> Extrait fourni
Figure du monde politique, le socialiste Louis Le Pensec, ancien député puis sénateur-maire de Mellac (Finistère) et ancien ministre de la Mer sous François Mitterrand, est décédé ce mercredi 10 janvier 2024, à 87 ans. Près d’un an après son épouse Colette.
Par Béatrice GRIESINGER
Vous savez, j’ai quand même été l’unique ministre de la Mer.
Souvent, quand Louis Le Pensec évoquait sa carrière politique, il le rappelait. Et c’était vrai pendant de longues années, jusqu’à ce qu’en 2020, Annick Girardin reçoive ce portefeuille jusqu’en 2022. Avec un brin de fierté, mais surtout, de la tristesse. Car après lui, la mer n’a plus eu de ministre d’État.
C’était de 1981 à 1983, sous le gouvernement Mauroy du président Mitterrand.

> Entrées fournies
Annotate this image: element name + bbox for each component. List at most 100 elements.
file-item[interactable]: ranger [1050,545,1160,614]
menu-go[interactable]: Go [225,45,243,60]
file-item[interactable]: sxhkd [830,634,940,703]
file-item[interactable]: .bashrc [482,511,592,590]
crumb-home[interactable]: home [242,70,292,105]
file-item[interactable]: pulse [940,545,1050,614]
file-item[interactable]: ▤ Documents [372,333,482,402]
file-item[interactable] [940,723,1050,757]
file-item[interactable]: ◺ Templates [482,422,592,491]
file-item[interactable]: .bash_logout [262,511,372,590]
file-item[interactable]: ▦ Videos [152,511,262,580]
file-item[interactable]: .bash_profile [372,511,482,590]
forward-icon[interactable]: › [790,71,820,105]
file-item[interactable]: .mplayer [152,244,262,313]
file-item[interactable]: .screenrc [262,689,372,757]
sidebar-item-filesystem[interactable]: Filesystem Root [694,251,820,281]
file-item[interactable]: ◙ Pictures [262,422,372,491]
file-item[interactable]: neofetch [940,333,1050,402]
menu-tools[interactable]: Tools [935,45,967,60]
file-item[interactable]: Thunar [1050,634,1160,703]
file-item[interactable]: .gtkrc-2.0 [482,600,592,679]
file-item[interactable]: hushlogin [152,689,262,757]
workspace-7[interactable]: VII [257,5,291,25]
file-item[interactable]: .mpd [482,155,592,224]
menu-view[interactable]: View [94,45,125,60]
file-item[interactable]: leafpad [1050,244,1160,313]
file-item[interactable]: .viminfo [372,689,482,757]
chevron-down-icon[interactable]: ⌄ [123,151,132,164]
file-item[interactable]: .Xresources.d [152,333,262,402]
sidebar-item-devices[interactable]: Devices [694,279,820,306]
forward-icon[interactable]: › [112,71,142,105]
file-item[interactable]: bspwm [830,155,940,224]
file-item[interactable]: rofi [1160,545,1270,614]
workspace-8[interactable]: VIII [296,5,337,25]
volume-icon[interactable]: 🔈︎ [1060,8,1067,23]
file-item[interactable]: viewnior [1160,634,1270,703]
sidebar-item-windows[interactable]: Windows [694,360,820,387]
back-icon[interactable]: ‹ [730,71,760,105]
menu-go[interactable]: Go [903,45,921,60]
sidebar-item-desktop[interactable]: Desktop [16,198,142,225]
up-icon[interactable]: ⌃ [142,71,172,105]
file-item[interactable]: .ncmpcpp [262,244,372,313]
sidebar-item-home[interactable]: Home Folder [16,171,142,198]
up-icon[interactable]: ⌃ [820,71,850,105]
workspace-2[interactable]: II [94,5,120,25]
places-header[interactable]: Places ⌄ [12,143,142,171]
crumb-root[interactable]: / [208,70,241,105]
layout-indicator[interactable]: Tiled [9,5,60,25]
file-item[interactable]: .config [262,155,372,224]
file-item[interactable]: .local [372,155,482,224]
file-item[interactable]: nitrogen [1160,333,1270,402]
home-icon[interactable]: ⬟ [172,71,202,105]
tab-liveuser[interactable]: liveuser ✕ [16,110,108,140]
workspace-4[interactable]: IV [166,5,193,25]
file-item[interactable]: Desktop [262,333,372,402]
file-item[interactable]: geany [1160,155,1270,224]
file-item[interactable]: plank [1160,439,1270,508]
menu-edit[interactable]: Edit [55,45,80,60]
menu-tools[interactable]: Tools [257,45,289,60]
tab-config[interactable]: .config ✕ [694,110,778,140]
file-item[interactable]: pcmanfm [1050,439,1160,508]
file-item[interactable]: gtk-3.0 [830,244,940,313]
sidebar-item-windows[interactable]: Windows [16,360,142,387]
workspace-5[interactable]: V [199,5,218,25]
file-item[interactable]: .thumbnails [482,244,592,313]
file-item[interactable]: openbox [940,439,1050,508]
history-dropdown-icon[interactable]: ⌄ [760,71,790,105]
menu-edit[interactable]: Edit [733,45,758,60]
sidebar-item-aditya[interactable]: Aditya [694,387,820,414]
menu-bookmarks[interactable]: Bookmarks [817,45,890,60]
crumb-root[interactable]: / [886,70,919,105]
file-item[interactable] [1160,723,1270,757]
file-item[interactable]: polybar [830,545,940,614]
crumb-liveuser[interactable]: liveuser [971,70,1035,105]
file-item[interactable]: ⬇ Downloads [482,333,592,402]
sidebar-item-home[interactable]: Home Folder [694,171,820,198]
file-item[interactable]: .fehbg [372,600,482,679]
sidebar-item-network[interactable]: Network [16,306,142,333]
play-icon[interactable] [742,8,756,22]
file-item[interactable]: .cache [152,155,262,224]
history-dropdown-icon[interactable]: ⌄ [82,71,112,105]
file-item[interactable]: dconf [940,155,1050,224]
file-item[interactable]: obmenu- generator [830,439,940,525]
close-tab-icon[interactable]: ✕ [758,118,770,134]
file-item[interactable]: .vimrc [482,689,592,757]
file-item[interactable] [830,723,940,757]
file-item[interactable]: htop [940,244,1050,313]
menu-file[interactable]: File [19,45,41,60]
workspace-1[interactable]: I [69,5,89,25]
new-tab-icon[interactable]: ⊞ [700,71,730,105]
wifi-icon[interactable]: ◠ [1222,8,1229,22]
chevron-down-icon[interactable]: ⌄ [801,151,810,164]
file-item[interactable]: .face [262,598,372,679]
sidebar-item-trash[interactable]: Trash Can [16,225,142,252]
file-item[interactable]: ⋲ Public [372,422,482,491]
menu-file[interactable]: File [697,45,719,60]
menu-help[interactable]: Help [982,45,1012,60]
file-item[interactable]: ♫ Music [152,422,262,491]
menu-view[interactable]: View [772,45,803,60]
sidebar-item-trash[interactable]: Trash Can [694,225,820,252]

> Vos tâches
**A.** Relevez toutes les années mentionnées dans l'article sur la mort de Louis Le Pensec.
**B.** Rédigez la suite de l'article sur la mort de Louis Le Pensec, en reprenant après sa dernière phrase.
Les entrées forment un matériau à part, distinct de l'extrait.

> Réponses attendues
**A.** 2024, 2020, 2022, 1981, 1983

**B.**
Né le 8 janvier 1937 à Mellac (Finistère), Louis Le Pensec n’a jamais quitté sa terre natale et a toujours œuvré pour elle tout au long de sa carrière politique et sur plusieurs décennies. Son père est ouvrier aux Papeteries de Mauduit.
Il vit une enfance modeste dans une chaumière à Kerfeules qu’il aimait souvent rappeler et qu’il décrira plus tard, dans son livre Ministre à Bâbord. Il évoque alors ses baignades avec ses copains, dans la rivière Isole au Moulin blanc, au Pouldu des pauvres
pour reprendre son expression. Il se destine à être menuisier. Mais la vie l’emmène sur d’autres voies, une fois le Bac passé.
À Rennes, il passe une licence de Droit puis un diplôme de gestion. Son parcours professionnel le mène à direction de la Snecma, Société nationale d’étude et de construction de moteurs d’aviation, comme attaché puis en 1967, à la Saviem, Société anonyme de véhicules industriels et d’équipements mécaniques, comme chef de personnel.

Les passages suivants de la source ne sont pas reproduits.